Exercise description | Quote the records that follow in full and exactly; leave out the pictures.

____

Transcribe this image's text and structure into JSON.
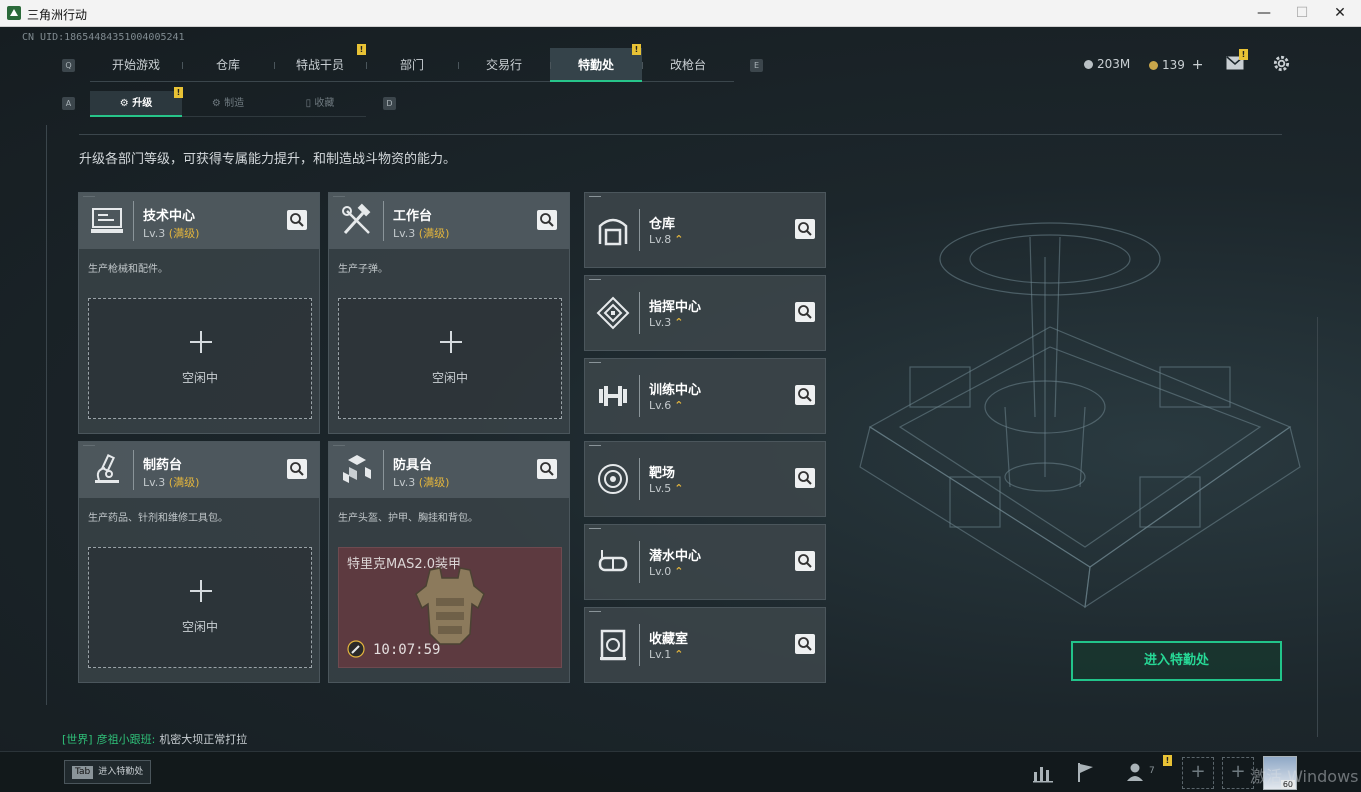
{
  "window": {
    "title": "三角洲行动",
    "minimize": "—",
    "maximize": "☐",
    "close": "✕"
  },
  "uid": "CN UID:18654484351004005241",
  "topnav": {
    "left_key": "Q",
    "right_key": "E",
    "tabs": [
      {
        "label": "开始游戏"
      },
      {
        "label": "仓库"
      },
      {
        "label": "特战干员",
        "badge": "!"
      },
      {
        "label": "部门"
      },
      {
        "label": "交易行"
      },
      {
        "label": "特勤处",
        "active": true,
        "badge": "!"
      },
      {
        "label": "改枪台"
      }
    ]
  },
  "currency": {
    "coins": "203M",
    "premium": "139",
    "add": "+"
  },
  "mail_badge": "!",
  "subnav": {
    "left_key": "A",
    "right_key": "D",
    "tabs": [
      {
        "label": "升级",
        "badge": "!"
      },
      {
        "label": "制造"
      },
      {
        "label": "收藏"
      }
    ]
  },
  "description": "升级各部门等级，可获得专属能力提升，和制造战斗物资的能力。",
  "stations": [
    {
      "name": "技术中心",
      "level": "Lv.3",
      "max": "(满级)",
      "desc": "生产枪械和配件。",
      "icon": "computer-icon",
      "status": "空闲中"
    },
    {
      "name": "工作台",
      "level": "Lv.3",
      "max": "(满级)",
      "desc": "生产子弹。",
      "icon": "tools-icon",
      "status": "空闲中"
    },
    {
      "name": "制药台",
      "level": "Lv.3",
      "max": "(满级)",
      "desc": "生产药品、针剂和维修工具包。",
      "icon": "microscope-icon",
      "status": "空闲中"
    },
    {
      "name": "防具台",
      "level": "Lv.3",
      "max": "(满级)",
      "desc": "生产头盔、护甲、胸挂和背包。",
      "icon": "armor-boxes-icon",
      "crafting": {
        "item": "特里克MAS2.0装甲",
        "timer": "10:07:59"
      }
    }
  ],
  "departments": [
    {
      "name": "仓库",
      "level": "Lv.8",
      "up": "⌃",
      "icon": "warehouse-icon"
    },
    {
      "name": "指挥中心",
      "level": "Lv.3",
      "up": "⌃",
      "icon": "command-center-icon"
    },
    {
      "name": "训练中心",
      "level": "Lv.6",
      "up": "⌃",
      "icon": "dumbbell-icon"
    },
    {
      "name": "靶场",
      "level": "Lv.5",
      "up": "⌃",
      "icon": "target-icon"
    },
    {
      "name": "潜水中心",
      "level": "Lv.0",
      "up": "⌃",
      "icon": "diving-mask-icon"
    },
    {
      "name": "收藏室",
      "level": "Lv.1",
      "up": "⌃",
      "icon": "collection-icon"
    }
  ],
  "enter_button": "进入特勤处",
  "chat": {
    "channel": "[世界]",
    "user": "彦祖小跟班:",
    "message": "机密大坝正常打拉"
  },
  "bottom": {
    "tab_key": "Tab",
    "tab_label": "进入特勤处",
    "friends_count": "7",
    "friends_badge": "!",
    "slot_plus": "+",
    "avatar_level": "60"
  },
  "watermark": "激活 Windows",
  "colors": {
    "accent": "#27c58a",
    "badge": "#e8c235",
    "max_level": "#e3b53d",
    "crafting_bg": "#5d3a40"
  }
}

____

Written answer |
Transcribe this image's text and structure into JSON.
{
  "window": {
    "title": "三角洲行动",
    "minimize": "—",
    "maximize": "☐",
    "close": "✕"
  },
  "uid": "CN UID:18654484351004005241",
  "topnav": {
    "left_key": "Q",
    "right_key": "E",
    "tabs": [
      {
        "label": "开始游戏"
      },
      {
        "label": "仓库"
      },
      {
        "label": "特战干员",
        "badge": "!"
      },
      {
        "label": "部门"
      },
      {
        "label": "交易行"
      },
      {
        "label": "特勤处",
        "active": true,
        "badge": "!"
      },
      {
        "label": "改枪台"
      }
    ]
  },
  "currency": {
    "coins": "203M",
    "premium": "139",
    "add": "+"
  },
  "mail_badge": "!",
  "subnav": {
    "left_key": "A",
    "right_key": "D",
    "tabs": [
      {
        "label": "升级",
        "badge": "!"
      },
      {
        "label": "制造"
      },
      {
        "label": "收藏"
      }
    ]
  },
  "description": "升级各部门等级，可获得专属能力提升，和制造战斗物资的能力。",
  "stations": [
    {
      "name": "技术中心",
      "level": "Lv.3",
      "max": "(满级)",
      "desc": "生产枪械和配件。",
      "icon": "computer-icon",
      "status": "空闲中"
    },
    {
      "name": "工作台",
      "level": "Lv.3",
      "max": "(满级)",
      "desc": "生产子弹。",
      "icon": "tools-icon",
      "status": "空闲中"
    },
    {
      "name": "制药台",
      "level": "Lv.3",
      "max": "(满级)",
      "desc": "生产药品、针剂和维修工具包。",
      "icon": "microscope-icon",
      "status": "空闲中"
    },
    {
      "name": "防具台",
      "level": "Lv.3",
      "max": "(满级)",
      "desc": "生产头盔、护甲、胸挂和背包。",
      "icon": "armor-boxes-icon",
      "crafting": {
        "item": "特里克MAS2.0装甲",
        "timer": "10:07:59"
      }
    }
  ],
  "departments": [
    {
      "name": "仓库",
      "level": "Lv.8",
      "up": "⌃",
      "icon": "warehouse-icon"
    },
    {
      "name": "指挥中心",
      "level": "Lv.3",
      "up": "⌃",
      "icon": "command-center-icon"
    },
    {
      "name": "训练中心",
      "level": "Lv.6",
      "up": "⌃",
      "icon": "dumbbell-icon"
    },
    {
      "name": "靶场",
      "level": "Lv.5",
      "up": "⌃",
      "icon": "target-icon"
    },
    {
      "name": "潜水中心",
      "level": "Lv.0",
      "up": "⌃",
      "icon": "diving-mask-icon"
    },
    {
      "name": "收藏室",
      "level": "Lv.1",
      "up": "⌃",
      "icon": "collection-icon"
    }
  ],
  "enter_button": "进入特勤处",
  "chat": {
    "channel": "[世界]",
    "user": "彦祖小跟班:",
    "message": "机密大坝正常打拉"
  },
  "bottom": {
    "tab_key": "Tab",
    "tab_label": "进入特勤处",
    "friends_count": "7",
    "friends_badge": "!",
    "slot_plus": "+",
    "avatar_level": "60"
  },
  "watermark": "激活 Windows",
  "colors": {
    "accent": "#27c58a",
    "badge": "#e8c235",
    "max_level": "#e3b53d",
    "crafting_bg": "#5d3a40"
  }
}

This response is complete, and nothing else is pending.